*AIM:* Every line containing the word "image" needs to be found and copied.
Begin DATA SECTION
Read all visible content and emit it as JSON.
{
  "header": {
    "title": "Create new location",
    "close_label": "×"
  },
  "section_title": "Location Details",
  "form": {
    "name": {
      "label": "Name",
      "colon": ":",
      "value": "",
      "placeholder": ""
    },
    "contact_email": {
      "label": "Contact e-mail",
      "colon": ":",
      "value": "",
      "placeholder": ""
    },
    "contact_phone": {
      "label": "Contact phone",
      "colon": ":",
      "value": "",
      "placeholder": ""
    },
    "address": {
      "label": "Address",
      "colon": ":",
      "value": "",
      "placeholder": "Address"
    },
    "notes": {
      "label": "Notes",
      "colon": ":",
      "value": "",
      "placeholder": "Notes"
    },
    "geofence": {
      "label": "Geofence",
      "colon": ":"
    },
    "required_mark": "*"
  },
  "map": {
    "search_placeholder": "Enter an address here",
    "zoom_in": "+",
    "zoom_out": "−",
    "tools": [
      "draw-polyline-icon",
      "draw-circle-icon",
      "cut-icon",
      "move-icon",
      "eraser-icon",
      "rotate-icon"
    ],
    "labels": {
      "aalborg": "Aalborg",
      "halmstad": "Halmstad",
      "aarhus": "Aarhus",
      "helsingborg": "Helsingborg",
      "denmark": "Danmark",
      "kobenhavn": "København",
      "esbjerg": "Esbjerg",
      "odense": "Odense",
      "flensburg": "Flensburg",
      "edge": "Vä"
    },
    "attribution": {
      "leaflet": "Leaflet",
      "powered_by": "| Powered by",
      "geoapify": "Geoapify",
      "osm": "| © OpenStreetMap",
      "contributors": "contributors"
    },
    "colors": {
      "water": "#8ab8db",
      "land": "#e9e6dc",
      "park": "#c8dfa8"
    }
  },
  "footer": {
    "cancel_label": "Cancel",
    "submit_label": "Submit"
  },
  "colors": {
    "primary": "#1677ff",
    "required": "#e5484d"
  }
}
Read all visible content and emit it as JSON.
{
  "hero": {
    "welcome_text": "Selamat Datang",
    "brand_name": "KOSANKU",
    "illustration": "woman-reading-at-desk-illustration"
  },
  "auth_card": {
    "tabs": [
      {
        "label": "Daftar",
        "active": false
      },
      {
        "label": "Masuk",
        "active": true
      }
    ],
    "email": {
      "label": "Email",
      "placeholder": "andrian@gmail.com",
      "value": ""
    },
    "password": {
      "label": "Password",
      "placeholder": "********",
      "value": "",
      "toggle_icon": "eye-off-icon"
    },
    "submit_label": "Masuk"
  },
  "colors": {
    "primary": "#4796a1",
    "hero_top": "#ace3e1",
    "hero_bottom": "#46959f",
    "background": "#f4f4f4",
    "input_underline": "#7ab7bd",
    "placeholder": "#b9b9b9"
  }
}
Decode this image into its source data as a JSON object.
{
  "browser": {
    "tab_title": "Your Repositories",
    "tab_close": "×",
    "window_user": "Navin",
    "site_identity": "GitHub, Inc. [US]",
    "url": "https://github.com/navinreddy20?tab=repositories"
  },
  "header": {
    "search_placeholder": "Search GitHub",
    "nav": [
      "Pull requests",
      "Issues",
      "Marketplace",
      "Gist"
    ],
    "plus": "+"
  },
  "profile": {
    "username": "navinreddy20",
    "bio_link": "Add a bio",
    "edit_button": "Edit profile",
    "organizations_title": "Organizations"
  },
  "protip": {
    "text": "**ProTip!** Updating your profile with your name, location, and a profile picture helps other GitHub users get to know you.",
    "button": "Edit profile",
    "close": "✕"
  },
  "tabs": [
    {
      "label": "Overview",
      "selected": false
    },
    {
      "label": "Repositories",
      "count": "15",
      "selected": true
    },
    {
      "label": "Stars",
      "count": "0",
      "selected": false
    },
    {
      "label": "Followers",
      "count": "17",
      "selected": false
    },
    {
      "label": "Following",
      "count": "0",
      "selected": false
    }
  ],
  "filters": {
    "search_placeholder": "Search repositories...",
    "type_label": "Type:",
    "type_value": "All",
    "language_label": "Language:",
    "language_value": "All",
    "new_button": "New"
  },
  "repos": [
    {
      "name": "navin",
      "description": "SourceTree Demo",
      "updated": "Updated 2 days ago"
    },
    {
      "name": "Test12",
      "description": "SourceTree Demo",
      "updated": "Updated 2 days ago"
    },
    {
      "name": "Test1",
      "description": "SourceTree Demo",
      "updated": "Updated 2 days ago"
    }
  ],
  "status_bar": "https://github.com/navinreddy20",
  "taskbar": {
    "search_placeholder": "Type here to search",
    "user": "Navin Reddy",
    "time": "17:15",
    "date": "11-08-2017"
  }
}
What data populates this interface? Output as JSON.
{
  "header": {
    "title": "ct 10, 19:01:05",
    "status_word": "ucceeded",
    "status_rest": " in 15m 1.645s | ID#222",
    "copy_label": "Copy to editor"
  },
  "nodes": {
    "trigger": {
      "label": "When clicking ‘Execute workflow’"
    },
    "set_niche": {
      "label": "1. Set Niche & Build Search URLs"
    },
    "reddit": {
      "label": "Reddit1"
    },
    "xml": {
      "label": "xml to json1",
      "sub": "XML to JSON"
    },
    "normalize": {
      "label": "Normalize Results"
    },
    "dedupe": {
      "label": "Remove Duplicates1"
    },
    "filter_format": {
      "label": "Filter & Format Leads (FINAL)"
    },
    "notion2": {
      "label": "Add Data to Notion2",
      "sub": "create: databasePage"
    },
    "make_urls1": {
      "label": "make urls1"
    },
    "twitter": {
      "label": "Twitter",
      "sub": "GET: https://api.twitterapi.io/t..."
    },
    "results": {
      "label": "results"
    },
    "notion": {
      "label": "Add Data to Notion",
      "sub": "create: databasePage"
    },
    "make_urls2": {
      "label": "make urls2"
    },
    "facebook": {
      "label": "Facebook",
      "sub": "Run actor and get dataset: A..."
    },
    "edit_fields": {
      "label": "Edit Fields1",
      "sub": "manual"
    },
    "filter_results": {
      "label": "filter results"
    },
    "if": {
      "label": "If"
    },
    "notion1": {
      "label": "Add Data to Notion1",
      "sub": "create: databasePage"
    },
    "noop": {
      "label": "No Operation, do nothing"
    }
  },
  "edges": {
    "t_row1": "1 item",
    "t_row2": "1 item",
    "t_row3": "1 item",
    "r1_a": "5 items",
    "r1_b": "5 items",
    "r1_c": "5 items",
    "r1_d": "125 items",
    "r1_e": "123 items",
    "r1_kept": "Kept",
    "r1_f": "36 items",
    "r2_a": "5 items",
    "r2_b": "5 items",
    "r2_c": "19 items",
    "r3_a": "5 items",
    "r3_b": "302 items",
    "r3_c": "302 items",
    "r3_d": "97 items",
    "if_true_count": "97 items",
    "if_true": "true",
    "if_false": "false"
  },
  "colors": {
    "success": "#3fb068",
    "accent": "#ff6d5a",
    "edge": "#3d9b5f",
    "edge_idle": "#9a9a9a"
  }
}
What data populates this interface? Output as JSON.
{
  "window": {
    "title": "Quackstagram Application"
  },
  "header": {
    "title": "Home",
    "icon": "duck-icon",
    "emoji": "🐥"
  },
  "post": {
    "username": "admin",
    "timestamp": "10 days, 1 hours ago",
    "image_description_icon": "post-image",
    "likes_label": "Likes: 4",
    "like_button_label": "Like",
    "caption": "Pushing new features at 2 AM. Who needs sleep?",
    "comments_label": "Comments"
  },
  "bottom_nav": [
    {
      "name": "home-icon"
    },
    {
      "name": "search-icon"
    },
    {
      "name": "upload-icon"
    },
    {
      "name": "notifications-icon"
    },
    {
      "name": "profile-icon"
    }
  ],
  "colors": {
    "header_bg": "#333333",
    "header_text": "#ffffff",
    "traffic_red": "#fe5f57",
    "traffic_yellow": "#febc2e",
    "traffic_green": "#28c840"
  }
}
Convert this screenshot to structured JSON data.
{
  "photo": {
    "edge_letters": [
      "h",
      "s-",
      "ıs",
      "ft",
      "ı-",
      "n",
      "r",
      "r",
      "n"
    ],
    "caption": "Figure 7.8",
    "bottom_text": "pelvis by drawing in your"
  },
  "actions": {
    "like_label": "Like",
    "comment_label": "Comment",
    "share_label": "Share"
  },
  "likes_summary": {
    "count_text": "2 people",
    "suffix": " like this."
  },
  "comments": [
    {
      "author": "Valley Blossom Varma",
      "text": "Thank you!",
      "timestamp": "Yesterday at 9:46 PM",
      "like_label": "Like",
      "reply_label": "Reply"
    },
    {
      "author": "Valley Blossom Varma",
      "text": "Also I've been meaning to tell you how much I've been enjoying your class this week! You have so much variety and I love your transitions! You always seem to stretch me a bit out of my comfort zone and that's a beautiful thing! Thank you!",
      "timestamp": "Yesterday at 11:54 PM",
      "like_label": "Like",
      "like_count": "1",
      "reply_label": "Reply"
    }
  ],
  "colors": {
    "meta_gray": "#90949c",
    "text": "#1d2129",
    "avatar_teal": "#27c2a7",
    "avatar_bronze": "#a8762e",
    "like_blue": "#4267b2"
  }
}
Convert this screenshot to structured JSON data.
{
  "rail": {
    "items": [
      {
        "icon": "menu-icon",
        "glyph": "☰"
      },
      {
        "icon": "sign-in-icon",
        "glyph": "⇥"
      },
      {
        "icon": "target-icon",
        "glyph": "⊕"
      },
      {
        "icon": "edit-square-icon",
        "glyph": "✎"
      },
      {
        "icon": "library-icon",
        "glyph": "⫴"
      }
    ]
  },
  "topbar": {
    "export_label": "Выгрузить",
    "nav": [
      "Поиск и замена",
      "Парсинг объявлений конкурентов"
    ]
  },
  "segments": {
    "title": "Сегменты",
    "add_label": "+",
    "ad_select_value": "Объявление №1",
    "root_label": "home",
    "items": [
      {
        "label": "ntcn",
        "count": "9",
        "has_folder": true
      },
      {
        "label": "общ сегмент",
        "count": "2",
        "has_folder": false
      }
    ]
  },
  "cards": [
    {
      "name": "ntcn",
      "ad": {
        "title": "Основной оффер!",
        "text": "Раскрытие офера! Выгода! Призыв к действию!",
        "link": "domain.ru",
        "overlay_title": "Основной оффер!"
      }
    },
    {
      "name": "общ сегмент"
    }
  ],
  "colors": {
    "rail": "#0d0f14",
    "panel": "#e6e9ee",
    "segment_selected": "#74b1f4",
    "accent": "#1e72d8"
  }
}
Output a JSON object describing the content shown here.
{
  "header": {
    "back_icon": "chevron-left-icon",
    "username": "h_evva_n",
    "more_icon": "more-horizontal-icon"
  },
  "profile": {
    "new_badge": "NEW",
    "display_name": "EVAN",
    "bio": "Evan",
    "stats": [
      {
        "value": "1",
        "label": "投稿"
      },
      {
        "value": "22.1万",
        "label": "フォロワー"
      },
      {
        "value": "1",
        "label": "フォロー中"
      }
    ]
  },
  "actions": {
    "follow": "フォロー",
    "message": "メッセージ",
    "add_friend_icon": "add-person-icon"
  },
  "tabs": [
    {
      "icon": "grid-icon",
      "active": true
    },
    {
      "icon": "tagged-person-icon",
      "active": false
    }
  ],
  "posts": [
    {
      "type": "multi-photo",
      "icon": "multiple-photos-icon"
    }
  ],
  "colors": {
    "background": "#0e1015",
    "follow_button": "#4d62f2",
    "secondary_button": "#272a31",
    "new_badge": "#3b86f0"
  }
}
End DATA SECTION
*CORRECT RESULT:*
Decode this image into its source data as a JSON object.
    "image_description_icon": "post-image",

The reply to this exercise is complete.